Directions for this task =>
Could you rewrite every line of the rows below as a JSON list of strings, one string per line, leaving out blank lines?

--

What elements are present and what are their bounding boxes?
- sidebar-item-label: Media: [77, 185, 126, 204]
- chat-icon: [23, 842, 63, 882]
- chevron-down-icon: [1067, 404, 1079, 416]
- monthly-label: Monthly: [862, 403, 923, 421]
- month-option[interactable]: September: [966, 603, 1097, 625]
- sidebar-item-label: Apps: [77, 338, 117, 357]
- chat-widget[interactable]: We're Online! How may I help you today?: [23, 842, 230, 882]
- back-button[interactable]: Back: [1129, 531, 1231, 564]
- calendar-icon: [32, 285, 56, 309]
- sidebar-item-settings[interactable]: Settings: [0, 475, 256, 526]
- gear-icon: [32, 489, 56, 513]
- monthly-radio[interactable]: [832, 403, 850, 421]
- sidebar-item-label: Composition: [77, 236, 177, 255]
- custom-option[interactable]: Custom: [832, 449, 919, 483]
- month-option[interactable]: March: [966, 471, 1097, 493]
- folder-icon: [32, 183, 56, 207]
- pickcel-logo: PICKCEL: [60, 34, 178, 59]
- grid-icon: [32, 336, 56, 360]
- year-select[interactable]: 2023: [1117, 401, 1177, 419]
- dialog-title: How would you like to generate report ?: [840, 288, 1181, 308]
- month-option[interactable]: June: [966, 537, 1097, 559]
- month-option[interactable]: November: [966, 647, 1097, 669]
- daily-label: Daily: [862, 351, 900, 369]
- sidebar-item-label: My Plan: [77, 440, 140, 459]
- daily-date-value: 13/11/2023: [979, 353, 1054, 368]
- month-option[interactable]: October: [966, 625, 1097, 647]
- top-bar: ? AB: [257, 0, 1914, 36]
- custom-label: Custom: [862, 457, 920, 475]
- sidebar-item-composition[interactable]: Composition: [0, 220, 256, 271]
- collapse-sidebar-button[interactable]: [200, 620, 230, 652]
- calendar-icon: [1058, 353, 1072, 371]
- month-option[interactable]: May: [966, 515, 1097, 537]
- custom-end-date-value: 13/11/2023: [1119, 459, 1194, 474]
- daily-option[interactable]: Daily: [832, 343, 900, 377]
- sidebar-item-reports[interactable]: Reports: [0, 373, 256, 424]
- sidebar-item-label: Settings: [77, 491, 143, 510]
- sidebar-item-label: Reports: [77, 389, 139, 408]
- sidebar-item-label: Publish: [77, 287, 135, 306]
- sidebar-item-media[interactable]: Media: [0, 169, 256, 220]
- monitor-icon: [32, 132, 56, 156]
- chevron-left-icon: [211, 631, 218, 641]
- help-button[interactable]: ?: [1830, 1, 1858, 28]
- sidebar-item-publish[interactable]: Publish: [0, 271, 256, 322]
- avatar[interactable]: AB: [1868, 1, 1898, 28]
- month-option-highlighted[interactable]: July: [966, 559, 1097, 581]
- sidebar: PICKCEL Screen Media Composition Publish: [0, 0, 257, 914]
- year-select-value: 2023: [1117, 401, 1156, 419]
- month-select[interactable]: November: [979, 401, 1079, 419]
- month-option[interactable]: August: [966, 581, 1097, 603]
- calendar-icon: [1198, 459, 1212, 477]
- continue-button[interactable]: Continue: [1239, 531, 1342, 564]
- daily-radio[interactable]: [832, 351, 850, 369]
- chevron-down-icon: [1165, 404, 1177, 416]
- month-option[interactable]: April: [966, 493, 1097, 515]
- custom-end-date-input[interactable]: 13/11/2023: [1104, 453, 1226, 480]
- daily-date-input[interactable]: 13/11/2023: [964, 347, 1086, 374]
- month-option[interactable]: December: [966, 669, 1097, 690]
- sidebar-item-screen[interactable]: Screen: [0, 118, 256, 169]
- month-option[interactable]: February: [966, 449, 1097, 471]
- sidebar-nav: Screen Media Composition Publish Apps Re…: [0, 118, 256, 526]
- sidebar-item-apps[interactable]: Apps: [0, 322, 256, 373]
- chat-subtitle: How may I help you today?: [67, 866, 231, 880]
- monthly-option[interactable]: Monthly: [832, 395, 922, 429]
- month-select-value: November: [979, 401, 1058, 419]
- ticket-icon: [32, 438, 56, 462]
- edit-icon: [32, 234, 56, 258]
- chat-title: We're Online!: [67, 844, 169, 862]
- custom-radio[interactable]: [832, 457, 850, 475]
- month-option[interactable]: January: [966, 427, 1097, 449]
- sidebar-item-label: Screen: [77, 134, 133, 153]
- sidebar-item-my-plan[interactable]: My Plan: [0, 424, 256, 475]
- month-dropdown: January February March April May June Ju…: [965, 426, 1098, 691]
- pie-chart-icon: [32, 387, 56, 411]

--

Result =>
[
  "What elements are present and what are their bounding boxes?",
  "- sidebar-item-label: Media: [77, 185, 126, 204]",
  "- chat-icon: [23, 842, 63, 882]",
  "- chevron-down-icon: [1067, 404, 1079, 416]",
  "- monthly-label: Monthly: [862, 403, 923, 421]",
  "- month-option[interactable]: September: [966, 603, 1097, 625]",
  "- sidebar-item-label: Apps: [77, 338, 117, 357]",
  "- chat-widget[interactable]: We're Online! How may I help you today?: [23, 842, 230, 882]",
  "- back-button[interactable]: Back: [1129, 531, 1231, 564]",
  "- calendar-icon: [32, 285, 56, 309]",
  "- sidebar-item-settings[interactable]: Settings: [0, 475, 256, 526]",
  "- gear-icon: [32, 489, 56, 513]",
  "- monthly-radio[interactable]: [832, 403, 850, 421]",
  "- sidebar-item-label: Composition: [77, 236, 177, 255]",
  "- custom-option[interactable]: Custom: [832, 449, 919, 483]",
  "- month-option[interactable]: March: [966, 471, 1097, 493]",
  "- folder-icon: [32, 183, 56, 207]",
  "- pickcel-logo: PICKCEL: [60, 34, 178, 59]",
  "- grid-icon: [32, 336, 56, 360]",
  "- year-select[interactable]: 2023: [1117, 401, 1177, 419]",
  "- dialog-title: How would you like to generate report ?: [840, 288, 1181, 308]",
  "- month-option[interactable]: June: [966, 537, 1097, 559]",
  "- month-option[interactable]: November: [966, 647, 1097, 669]",
  "- daily-label: Daily: [862, 351, 900, 369]",
  "- sidebar-item-label: My Plan: [77, 440, 140, 459]",
  "- daily-date-value: 13/11/2023: [979, 353, 1054, 368]",
  "- month-option[interactable]: October: [966, 625, 1097, 647]",
  "- top-bar: ? AB: [257, 0, 1914, 36]",
  "- custom-label: Custom: [862, 457, 920, 475]",
  "- sidebar-item-composition[interactable]: Composition: [0, 220, 256, 271]",
  "- collapse-sidebar-button[interactable]: [200, 620, 230, 652]",
  "- calendar-icon: [1058, 353, 1072, 371]",
  "- month-option[interactable]: May: [966, 515, 1097, 537]",
  "- custom-end-date-value: 13/11/2023: [1119, 459, 1194, 474]",
  "- daily-option[interactable]: Daily: [832, 343, 900, 377]",
  "- sidebar-item-reports[interactable]: Reports: [0, 373, 256, 424]",
  "- sidebar-item-label: Settings: [77, 491, 143, 510]",
  "- sidebar-item-label: Reports: [77, 389, 139, 408]",
  "- sidebar-item-label: Publish: [77, 287, 135, 306]",
  "- sidebar-item-media[interactable]: Media: [0, 169, 256, 220]",
  "- monitor-icon: [32, 132, 56, 156]",
  "- chevron-left-icon: [211, 631, 218, 641]",
  "- help-button[interactable]: ?: [1830, 1, 1858, 28]",
  "- sidebar-item-publish[interactable]: Publish: [0, 271, 256, 322]",
  "- avatar[interactable]: AB: [1868, 1, 1898, 28]",
  "- month-option-highlighted[interactable]: July: [966, 559, 1097, 581]",
  "- sidebar: PICKCEL Screen Media Composition Publish: [0, 0, 257, 914]",
  "- year-select-value: 2023: [1117, 401, 1156, 419]",
  "- month-select[interactable]: November: [979, 401, 1079, 419]",
  "- month-option[interactable]: August: [966, 581, 1097, 603]",
  "- calendar-icon: [1198, 459, 1212, 477]",
  "- continue-button[interactable]: Continue: [1239, 531, 1342, 564]",
  "- daily-radio[interactable]: [832, 351, 850, 369]",
  "- chevron-down-icon: [1165, 404, 1177, 416]",
  "- month-option[interactable]: April: [966, 493, 1097, 515]",
  "- custom-end-date-input[interactable]: 13/11/2023: [1104, 453, 1226, 480]",
  "- daily-date-input[interactable]: 13/11/2023: [964, 347, 1086, 374]",
  "- month-option[interactable]: December: [966, 669, 1097, 690]",
  "- sidebar-item-screen[interactable]: Screen: [0, 118, 256, 169]",
  "- month-option[interactable]: February: [966, 449, 1097, 471]",
  "- sidebar-nav: Screen Media Composition Publish Apps Re…: [0, 118, 256, 526]",
  "- sidebar-item-apps[interactable]: Apps: [0, 322, 256, 373]",
  "- chat-subtitle: How may I help you today?: [67, 866, 231, 880]",
  "- monthly-option[interactable]: Monthly: [832, 395, 922, 429]",
  "- month-select-value: November: [979, 401, 1058, 419]",
  "- ticket-icon: [32, 438, 56, 462]",
  "- edit-icon: [32, 234, 56, 258]",
  "- chat-title: We're Online!: [67, 844, 169, 862]",
  "- custom-radio[interactable]: [832, 457, 850, 475]",
  "- month-option[interactable]: January: [966, 427, 1097, 449]",
  "- sidebar-item-label: Screen: [77, 134, 133, 153]",
  "- sidebar-item-my-plan[interactable]: My Plan: [0, 424, 256, 475]",
  "- month-dropdown: January February March April May June Ju…: [965, 426, 1098, 691]",
  "- pie-chart-icon: [32, 387, 56, 411]"
]